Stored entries

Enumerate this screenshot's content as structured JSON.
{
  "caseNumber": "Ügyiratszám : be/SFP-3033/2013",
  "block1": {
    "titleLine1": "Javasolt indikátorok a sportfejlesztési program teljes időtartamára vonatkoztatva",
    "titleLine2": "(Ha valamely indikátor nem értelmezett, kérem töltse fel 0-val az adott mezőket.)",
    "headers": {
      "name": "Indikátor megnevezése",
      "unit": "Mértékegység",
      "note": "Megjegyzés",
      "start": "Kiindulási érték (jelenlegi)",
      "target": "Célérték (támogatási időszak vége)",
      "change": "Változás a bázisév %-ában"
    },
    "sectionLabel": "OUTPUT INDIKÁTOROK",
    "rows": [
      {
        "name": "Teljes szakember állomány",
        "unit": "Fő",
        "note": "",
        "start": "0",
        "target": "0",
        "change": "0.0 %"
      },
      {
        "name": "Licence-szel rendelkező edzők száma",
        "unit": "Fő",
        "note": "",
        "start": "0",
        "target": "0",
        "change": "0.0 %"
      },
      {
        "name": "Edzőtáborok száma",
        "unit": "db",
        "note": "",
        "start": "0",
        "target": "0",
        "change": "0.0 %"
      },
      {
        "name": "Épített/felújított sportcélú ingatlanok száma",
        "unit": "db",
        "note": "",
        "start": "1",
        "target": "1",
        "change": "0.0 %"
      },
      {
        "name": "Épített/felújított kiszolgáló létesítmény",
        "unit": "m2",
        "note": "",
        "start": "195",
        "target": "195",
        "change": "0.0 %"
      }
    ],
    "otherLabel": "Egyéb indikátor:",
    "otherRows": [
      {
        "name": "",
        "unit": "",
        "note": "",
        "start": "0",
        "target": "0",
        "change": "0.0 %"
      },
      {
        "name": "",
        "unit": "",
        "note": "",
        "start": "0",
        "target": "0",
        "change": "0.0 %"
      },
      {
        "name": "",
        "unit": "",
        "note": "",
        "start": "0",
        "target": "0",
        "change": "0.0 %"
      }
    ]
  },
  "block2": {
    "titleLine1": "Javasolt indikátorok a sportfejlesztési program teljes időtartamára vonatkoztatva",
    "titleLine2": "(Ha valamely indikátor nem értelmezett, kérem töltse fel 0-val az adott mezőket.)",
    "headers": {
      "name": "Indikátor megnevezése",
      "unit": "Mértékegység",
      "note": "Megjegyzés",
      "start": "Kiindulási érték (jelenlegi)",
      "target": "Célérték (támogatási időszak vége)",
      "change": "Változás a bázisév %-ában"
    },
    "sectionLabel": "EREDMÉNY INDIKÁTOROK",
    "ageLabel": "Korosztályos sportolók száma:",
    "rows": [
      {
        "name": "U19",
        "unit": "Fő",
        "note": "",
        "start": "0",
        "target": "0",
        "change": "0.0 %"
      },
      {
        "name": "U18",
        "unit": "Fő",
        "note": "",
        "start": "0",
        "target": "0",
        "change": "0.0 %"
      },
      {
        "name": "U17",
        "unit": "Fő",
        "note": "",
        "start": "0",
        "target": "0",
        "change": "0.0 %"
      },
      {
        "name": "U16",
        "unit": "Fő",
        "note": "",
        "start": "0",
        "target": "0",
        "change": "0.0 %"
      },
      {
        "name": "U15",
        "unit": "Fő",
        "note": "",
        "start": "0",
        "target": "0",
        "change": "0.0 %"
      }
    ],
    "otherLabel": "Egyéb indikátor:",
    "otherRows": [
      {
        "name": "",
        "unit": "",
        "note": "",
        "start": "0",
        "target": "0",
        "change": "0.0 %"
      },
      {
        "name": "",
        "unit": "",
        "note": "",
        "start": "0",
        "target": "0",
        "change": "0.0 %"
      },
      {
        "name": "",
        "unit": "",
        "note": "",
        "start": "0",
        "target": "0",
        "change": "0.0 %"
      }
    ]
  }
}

▸ **DIRECTIONS FOR THIS TASK**
Write out the whole listing again. Match it word for word.

▸ **EXERCISE RESPONSE**
Enumerate this screenshot's content as structured JSON.
{
  "caseNumber": "Ügyiratszám : be/SFP-3033/2013",
  "block1": {
    "titleLine1": "Javasolt indikátorok a sportfejlesztési program teljes időtartamára vonatkoztatva",
    "titleLine2": "(Ha valamely indikátor nem értelmezett, kérem töltse fel 0-val az adott mezőket.)",
    "headers": {
      "name": "Indikátor megnevezése",
      "unit": "Mértékegység",
      "note": "Megjegyzés",
      "start": "Kiindulási érték (jelenlegi)",
      "target": "Célérték (támogatási időszak vége)",
      "change": "Változás a bázisév %-ában"
    },
    "sectionLabel": "OUTPUT INDIKÁTOROK",
    "rows": [
      {
        "name": "Teljes szakember állomány",
        "unit": "Fő",
        "note": "",
        "start": "0",
        "target": "0",
        "change": "0.0 %"
      },
      {
        "name": "Licence-szel rendelkező edzők száma",
        "unit": "Fő",
        "note": "",
        "start": "0",
        "target": "0",
        "change": "0.0 %"
      },
      {
        "name": "Edzőtáborok száma",
        "unit": "db",
        "note": "",
        "start": "0",
        "target": "0",
        "change": "0.0 %"
      },
      {
        "name": "Épített/felújított sportcélú ingatlanok száma",
        "unit": "db",
        "note": "",
        "start": "1",
        "target": "1",
        "change": "0.0 %"
      },
      {
        "name": "Épített/felújított kiszolgáló létesítmény",
        "unit": "m2",
        "note": "",
        "start": "195",
        "target": "195",
        "change": "0.0 %"
      }
    ],
    "otherLabel": "Egyéb indikátor:",
    "otherRows": [
      {
        "name": "",
        "unit": "",
        "note": "",
        "start": "0",
        "target": "0",
        "change": "0.0 %"
      },
      {
        "name": "",
        "unit": "",
        "note": "",
        "start": "0",
        "target": "0",
        "change": "0.0 %"
      },
      {
        "name": "",
        "unit": "",
        "note": "",
        "start": "0",
        "target": "0",
        "change": "0.0 %"
      }
    ]
  },
  "block2": {
    "titleLine1": "Javasolt indikátorok a sportfejlesztési program teljes időtartamára vonatkoztatva",
    "titleLine2": "(Ha valamely indikátor nem értelmezett, kérem töltse fel 0-val az adott mezőket.)",
    "headers": {
      "name": "Indikátor megnevezése",
      "unit": "Mértékegység",
      "note": "Megjegyzés",
      "start": "Kiindulási érték (jelenlegi)",
      "target": "Célérték (támogatási időszak vége)",
      "change": "Változás a bázisév %-ában"
    },
    "sectionLabel": "EREDMÉNY INDIKÁTOROK",
    "ageLabel": "Korosztályos sportolók száma:",
    "rows": [
      {
        "name": "U19",
        "unit": "Fő",
        "note": "",
        "start": "0",
        "target": "0",
        "change": "0.0 %"
      },
      {
        "name": "U18",
        "unit": "Fő",
        "note": "",
        "start": "0",
        "target": "0",
        "change": "0.0 %"
      },
      {
        "name": "U17",
        "unit": "Fő",
        "note": "",
        "start": "0",
        "target": "0",
        "change": "0.0 %"
      },
      {
        "name": "U16",
        "unit": "Fő",
        "note": "",
        "start": "0",
        "target": "0",
        "change": "0.0 %"
      },
      {
        "name": "U15",
        "unit": "Fő",
        "note": "",
        "start": "0",
        "target": "0",
        "change": "0.0 %"
      }
    ],
    "otherLabel": "Egyéb indikátor:",
    "otherRows": [
      {
        "name": "",
        "unit": "",
        "note": "",
        "start": "0",
        "target": "0",
        "change": "0.0 %"
      },
      {
        "name": "",
        "unit": "",
        "note": "",
        "start": "0",
        "target": "0",
        "change": "0.0 %"
      },
      {
        "name": "",
        "unit": "",
        "note": "",
        "start": "0",
        "target": "0",
        "change": "0.0 %"
      }
    ]
  }
}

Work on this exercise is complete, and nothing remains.